══ ENTRIES PROVIDED ══
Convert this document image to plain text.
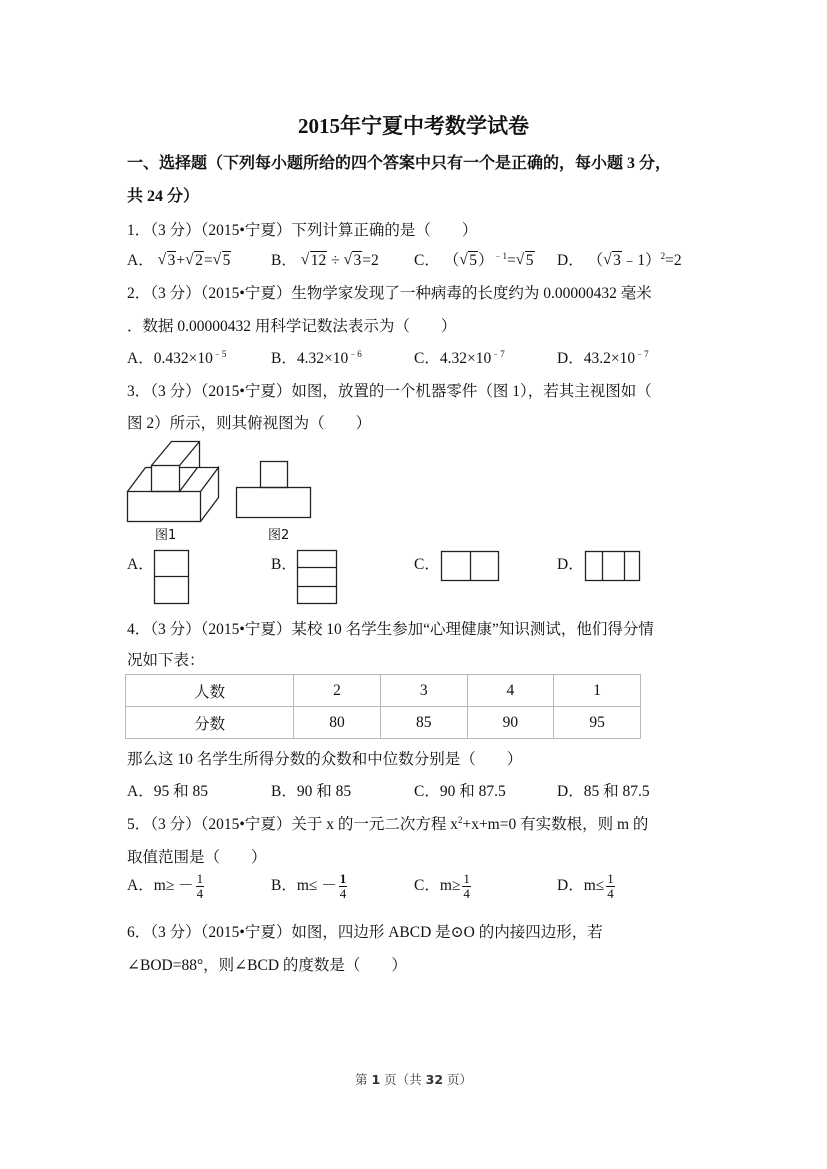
2015年宁夏中考数学试卷
一、选择题（下列每小题所给的四个答案中只有一个是正确的，每小题 3 分，
共 24 分）
1．（3 分）（2015•宁夏）下列计算正确的是（　　）
A． √ 3+ √ 2= √ 5	B． √ 12 ÷ √ 3=2 C． （ √ 5）$^{﹣1}$= √ 5 D． （ √ 3﹣1）$^2$=2
2．（3 分）（2015•宁夏）生物学家发现了一种病毒的长度约为 0.00000432 毫米
．数据 0.00000432 用科学记数法表示为（　　）
A．$0.432\times 10^{﹣5}$	B．$4.32\times 10^{﹣6}$	C．$4.32\times 10^{﹣7}$	D．$43.2\times 10^{﹣7}$
3．（3 分）（2015•宁夏）如图，放置的一个机器零件（图 1），若其主视图如（
图 2）所示，则其俯视图为（　　）
图1	图2
A．	B．	C．	D．
4．（3 分）（2015•宁夏）某校 10 名学生参加“心理健康”知识测试，他们得分情
况如下表：
人数	2	3	4	1
分数	80	85	90	95
那么这 10 名学生所得分数的众数和中位数分别是（　　）
A．95 和 85	B．90 和 85	C．90 和 87.5	D．85 和 87.5
5．（3 分）（2015•宁夏）关于 x 的一元二次方程 $x^2+x+m=0$ 有实数根，则 m 的
取值范围是（　　）
A．$m\ge - \frac{1}{4}$	B．$m\le - \frac{1}{4}$	C．$m\ge \frac{1}{4}$	D．$m\le \frac{1}{4}$
6．（3 分）（2015•宁夏）如图，四边形 ABCD 是⊙O 的内接四边形，若
∠BOD=88°，则∠BCD 的度数是（　　）
第 1 页（共 32 页）
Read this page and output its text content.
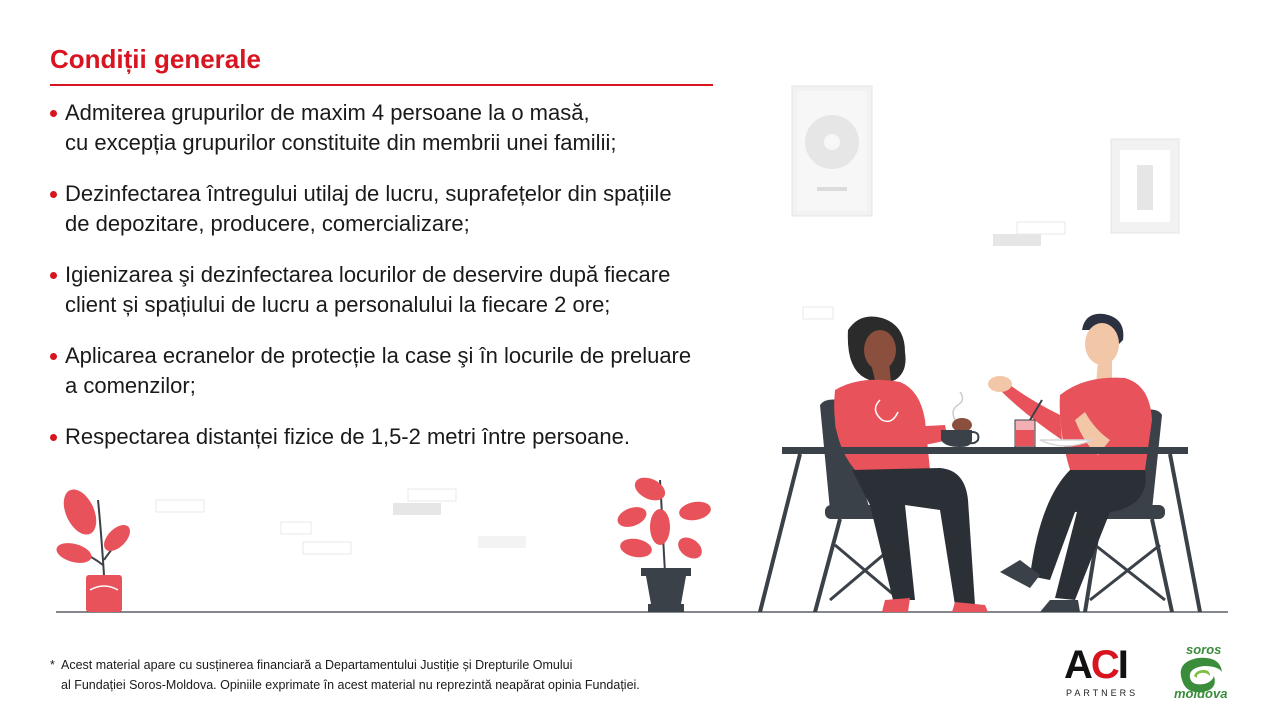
Condiții generale
Admiterea grupurilor de maxim 4 persoane la o masă,
cu excepția grupurilor constituite din membrii unei familii;
Dezinfectarea întregului utilaj de lucru, suprafețelor din spațiile
de depozitare, producere, comercializare;
Igienizarea şi dezinfectarea locurilor de deservire după fiecare
client și spațiului de lucru a personalului la fiecare 2 ore;
Aplicarea ecranelor de protecție la case şi în locurile de preluare
a comenzilor;
Respectarea distanței fizice de 1,5-2 metri între persoane.
* Acest material apare cu susținerea financiară a Departamentului Justiție și Drepturile Omului
al Fundației Soros-Moldova. Opiniile exprimate în acest material nu reprezintă neapărat opinia Fundației.	ACI
PARTNERS
soros
moldova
═══
• _WORK TO COMPLETE_:
Transcribe the records above exactly as they appear, leaving out any pictures.

• _CORRECT RESPONSE_:
Convert this document image to plain text.
2015年宁夏中考数学试卷
一、选择题（下列每小题所给的四个答案中只有一个是正确的，每小题 3 分，
共 24 分）
1．（3 分）（2015•宁夏）下列计算正确的是（　　）
A． √ 3+ √ 2= √ 5	B． √ 12 ÷ √ 3=2 C． （ √ 5）$^{﹣1}$= √ 5 D． （ √ 3﹣1）$^2$=2
2．（3 分）（2015•宁夏）生物学家发现了一种病毒的长度约为 0.00000432 毫米
．数据 0.00000432 用科学记数法表示为（　　）
A．$0.432\times 10^{﹣5}$	B．$4.32\times 10^{﹣6}$	C．$4.32\times 10^{﹣7}$	D．$43.2\times 10^{﹣7}$
3．（3 分）（2015•宁夏）如图，放置的一个机器零件（图 1），若其主视图如（
图 2）所示，则其俯视图为（　　）
图1	图2
A．	B．	C．	D．
4．（3 分）（2015•宁夏）某校 10 名学生参加“心理健康”知识测试，他们得分情
况如下表：
人数	2	3	4	1
分数	80	85	90	95
那么这 10 名学生所得分数的众数和中位数分别是（　　）
A．95 和 85	B．90 和 85	C．90 和 87.5	D．85 和 87.5
5．（3 分）（2015•宁夏）关于 x 的一元二次方程 $x^2+x+m=0$ 有实数根，则 m 的
取值范围是（　　）
A．$m\ge - \frac{1}{4}$	B．$m\le - \frac{1}{4}$	C．$m\ge \frac{1}{4}$	D．$m\le \frac{1}{4}$
6．（3 分）（2015•宁夏）如图，四边形 ABCD 是⊙O 的内接四边形，若
∠BOD=88°，则∠BCD 的度数是（　　）
第 1 页（共 32 页）
Read this page and output its text content.
Condiții generale
Admiterea grupurilor de maxim 4 persoane la o masă,
cu excepția grupurilor constituite din membrii unei familii;
Dezinfectarea întregului utilaj de lucru, suprafețelor din spațiile
de depozitare, producere, comercializare;
Igienizarea şi dezinfectarea locurilor de deservire după fiecare
client și spațiului de lucru a personalului la fiecare 2 ore;
Aplicarea ecranelor de protecție la case şi în locurile de preluare
a comenzilor;
Respectarea distanței fizice de 1,5-2 metri între persoane.
* Acest material apare cu susținerea financiară a Departamentului Justiție și Drepturile Omului
al Fundației Soros-Moldova. Opiniile exprimate în acest material nu reprezintă neapărat opinia Fundației.	ACI
PARTNERS
soros
moldova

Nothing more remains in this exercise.